[BEGIN Data for processing]

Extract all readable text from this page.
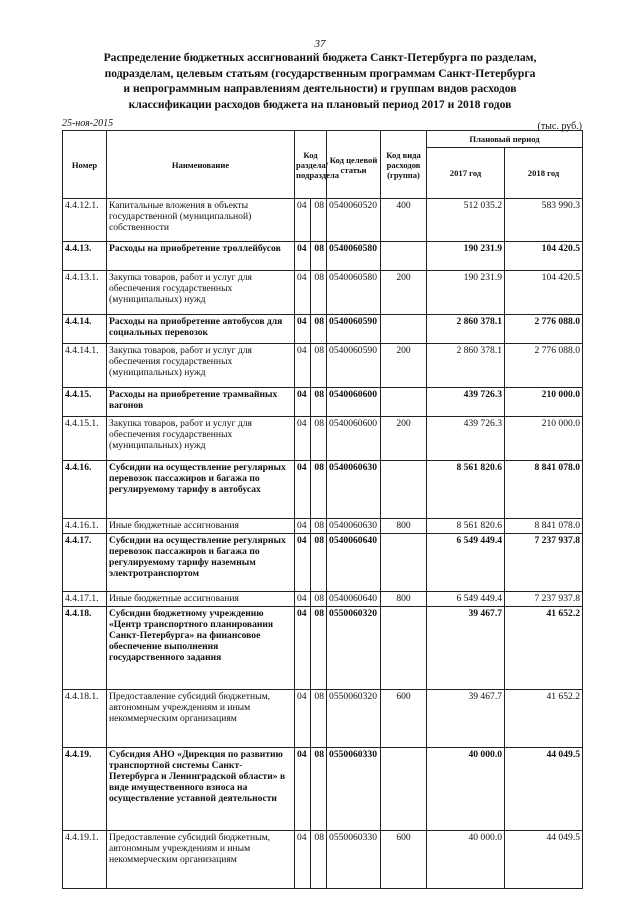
37
Распределение бюджетных ассигнований бюджета Санкт-Петербурга по разделам,
подразделам, целевым статьям (государственным программам Санкт-Петербурга
и непрограммным направлениям деятельности) и группам видов расходов
классификации расходов бюджета на плановый период 2017 и 2018 годов
25-ноя-2015	(тыс. руб.)
Номер	Наименование	Код раздела/ подраздела		Код целевой статьи	Код вида расходов (группа)	Плановый период	
						2017 год	2018 год
4.4.12.1.	Капитальные вложения в объекты государственной (муниципальной) собственности	04	08	0540060520	400	512 035.2	583 990.3
4.4.13.	Расходы на приобретение троллейбусов	04	08	0540060580		190 231.9	104 420.5
4.4.13.1.	Закупка товаров, работ и услуг для обеспечения государственных (муниципальных) нужд	04	08	0540060580	200	190 231.9	104 420.5
4.4.14.	Расходы на приобретение автобусов для социальных перевозок	04	08	0540060590		2 860 378.1	2 776 088.0
4.4.14.1.	Закупка товаров, работ и услуг для обеспечения государственных (муниципальных) нужд	04	08	0540060590	200	2 860 378.1	2 776 088.0
4.4.15.	Расходы на приобретение трамвайных вагонов	04	08	0540060600		439 726.3	210 000.0
4.4.15.1.	Закупка товаров, работ и услуг для обеспечения государственных (муниципальных) нужд	04	08	0540060600	200	439 726.3	210 000.0
4.4.16.	Субсидии на осуществление регулярных перевозок пассажиров и багажа по регулируемому тарифу в автобусах	04	08	0540060630		8 561 820.6	8 841 078.0
4.4.16.1.	Иные бюджетные ассигнования	04	08	0540060630	800	8 561 820.6	8 841 078.0
4.4.17.	Субсидии на осуществление регулярных перевозок пассажиров и багажа по регулируемому тарифу наземным электротранспортом	04	08	0540060640		6 549 449.4	7 237 937.8
4.4.17.1.	Иные бюджетные ассигнования	04	08	0540060640	800	6 549 449.4	7 237 937.8
4.4.18.	Субсидии бюджетному учреждению «Центр транспортного планирования Санкт-Петербурга» на финансовое обеспечение выполнения государственного задания	04	08	0550060320		39 467.7	41 652.2
4.4.18.1.	Предоставление субсидий бюджетным, автономным учреждениям и иным некоммерческим организациям	04	08	0550060320	600	39 467.7	41 652.2
4.4.19.	Субсидия АНО «Дирекция по развитию транспортной системы Санкт-Петербурга и Ленинградской области» в виде имущественного взноса на осуществление уставной деятельности	04	08	0550060330		40 000.0	44 049.5
4.4.19.1.	Предоставление субсидий бюджетным, автономным учреждениям и иным некоммерческим организациям	04	08	0550060330	600	40 000.0	44 049.5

[END Data for processing]

Sift the material for lines with the string "Иные". Copy each one found.

Full answer =>
4.4.16.1.	Иные бюджетные ассигнования	04	08	0540060630	800	8 561 820.6	8 841 078.0
4.4.17.1.	Иные бюджетные ассигнования	04	08	0540060640	800	6 549 449.4	7 237 937.8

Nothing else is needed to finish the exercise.